• **Exercise task**:
Return the entries below in their exact form, leaving the pictures out.

○ ○ ○

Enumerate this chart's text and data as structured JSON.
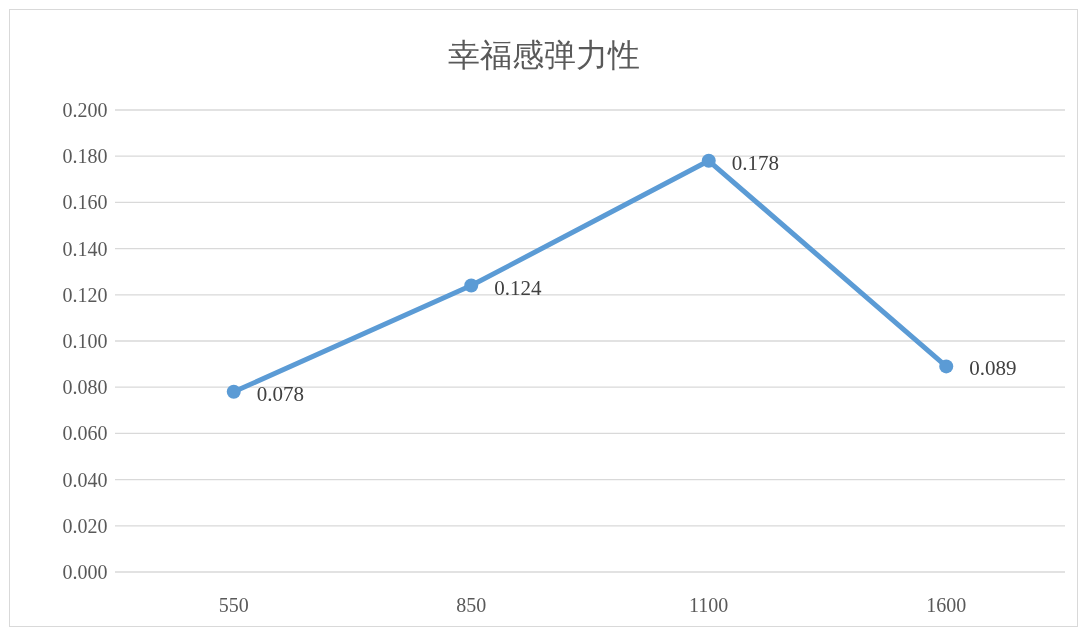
{
  "chart_data": {
    "type": "line",
    "title": "幸福感弹力性",
    "categories": [
      "550",
      "850",
      "1100",
      "1600"
    ],
    "series": [
      {
        "color": "#5b9bd5",
        "values": [
          0.078,
          0.124,
          0.178,
          0.089
        ]
      }
    ],
    "ylim": [
      0,
      0.2
    ],
    "yticks": [
      {
        "value": 0,
        "label": "0.000"
      },
      {
        "value": 0.02,
        "label": "0.020"
      },
      {
        "value": 0.04,
        "label": "0.040"
      },
      {
        "value": 0.06,
        "label": "0.060"
      },
      {
        "value": 0.08,
        "label": "0.080"
      },
      {
        "value": 0.1,
        "label": "0.100"
      },
      {
        "value": 0.12,
        "label": "0.120"
      },
      {
        "value": 0.14,
        "label": "0.140"
      },
      {
        "value": 0.16,
        "label": "0.160"
      },
      {
        "value": 0.18,
        "label": "0.180"
      },
      {
        "value": 0.2,
        "label": "0.200"
      }
    ],
    "grid": "y",
    "marker": "circle",
    "line_style": "solid",
    "data_labels": true
  }
}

○ ○ ○

• **Answer for this exercise**:
Enumerate this chart's text and data as structured JSON.
{
  "chart_data": {
    "type": "line",
    "title": "幸福感弹力性",
    "categories": [
      "550",
      "850",
      "1100",
      "1600"
    ],
    "series": [
      {
        "color": "#5b9bd5",
        "values": [
          0.078,
          0.124,
          0.178,
          0.089
        ]
      }
    ],
    "ylim": [
      0,
      0.2
    ],
    "yticks": [
      {
        "value": 0,
        "label": "0.000"
      },
      {
        "value": 0.02,
        "label": "0.020"
      },
      {
        "value": 0.04,
        "label": "0.040"
      },
      {
        "value": 0.06,
        "label": "0.060"
      },
      {
        "value": 0.08,
        "label": "0.080"
      },
      {
        "value": 0.1,
        "label": "0.100"
      },
      {
        "value": 0.12,
        "label": "0.120"
      },
      {
        "value": 0.14,
        "label": "0.140"
      },
      {
        "value": 0.16,
        "label": "0.160"
      },
      {
        "value": 0.18,
        "label": "0.180"
      },
      {
        "value": 0.2,
        "label": "0.200"
      }
    ],
    "grid": "y",
    "marker": "circle",
    "line_style": "solid",
    "data_labels": true
  }
}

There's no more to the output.